Written request: Please report every line from the material that contains the word "color".
-----
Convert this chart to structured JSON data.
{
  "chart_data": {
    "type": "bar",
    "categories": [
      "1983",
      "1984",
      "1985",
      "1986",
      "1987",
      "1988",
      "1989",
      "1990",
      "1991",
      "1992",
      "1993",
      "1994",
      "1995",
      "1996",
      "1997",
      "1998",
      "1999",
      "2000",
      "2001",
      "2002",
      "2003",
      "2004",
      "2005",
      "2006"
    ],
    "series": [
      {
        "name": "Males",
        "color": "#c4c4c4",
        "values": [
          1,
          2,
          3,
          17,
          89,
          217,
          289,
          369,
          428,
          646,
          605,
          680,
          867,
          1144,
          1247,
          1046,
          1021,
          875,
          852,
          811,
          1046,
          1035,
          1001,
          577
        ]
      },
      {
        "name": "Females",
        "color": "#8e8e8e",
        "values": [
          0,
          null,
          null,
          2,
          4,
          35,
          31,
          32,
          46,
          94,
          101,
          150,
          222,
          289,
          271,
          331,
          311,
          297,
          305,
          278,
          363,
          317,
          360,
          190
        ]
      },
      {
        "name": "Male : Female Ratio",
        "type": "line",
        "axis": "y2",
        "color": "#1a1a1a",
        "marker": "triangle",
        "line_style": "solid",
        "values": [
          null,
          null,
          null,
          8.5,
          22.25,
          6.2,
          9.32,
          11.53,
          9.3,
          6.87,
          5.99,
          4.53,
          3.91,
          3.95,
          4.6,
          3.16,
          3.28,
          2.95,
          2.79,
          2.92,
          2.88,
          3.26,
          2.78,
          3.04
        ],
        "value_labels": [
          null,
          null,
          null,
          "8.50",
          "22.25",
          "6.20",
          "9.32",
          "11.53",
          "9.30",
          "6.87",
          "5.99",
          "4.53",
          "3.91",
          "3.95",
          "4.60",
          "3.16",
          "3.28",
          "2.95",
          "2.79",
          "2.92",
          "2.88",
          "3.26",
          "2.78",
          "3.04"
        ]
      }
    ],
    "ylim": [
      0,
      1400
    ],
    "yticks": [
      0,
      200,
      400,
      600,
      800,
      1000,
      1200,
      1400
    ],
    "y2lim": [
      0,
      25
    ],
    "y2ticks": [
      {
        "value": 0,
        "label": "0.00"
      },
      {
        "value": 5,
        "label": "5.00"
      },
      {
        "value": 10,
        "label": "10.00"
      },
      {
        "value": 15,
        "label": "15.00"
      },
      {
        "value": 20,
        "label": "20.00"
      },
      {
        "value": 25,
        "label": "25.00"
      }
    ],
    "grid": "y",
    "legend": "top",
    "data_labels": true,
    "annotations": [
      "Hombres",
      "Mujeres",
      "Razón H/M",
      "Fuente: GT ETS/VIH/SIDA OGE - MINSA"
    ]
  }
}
-----
Response:
        "color": "#c4c4c4",
        "color": "#8e8e8e",
        "color": "#1a1a1a",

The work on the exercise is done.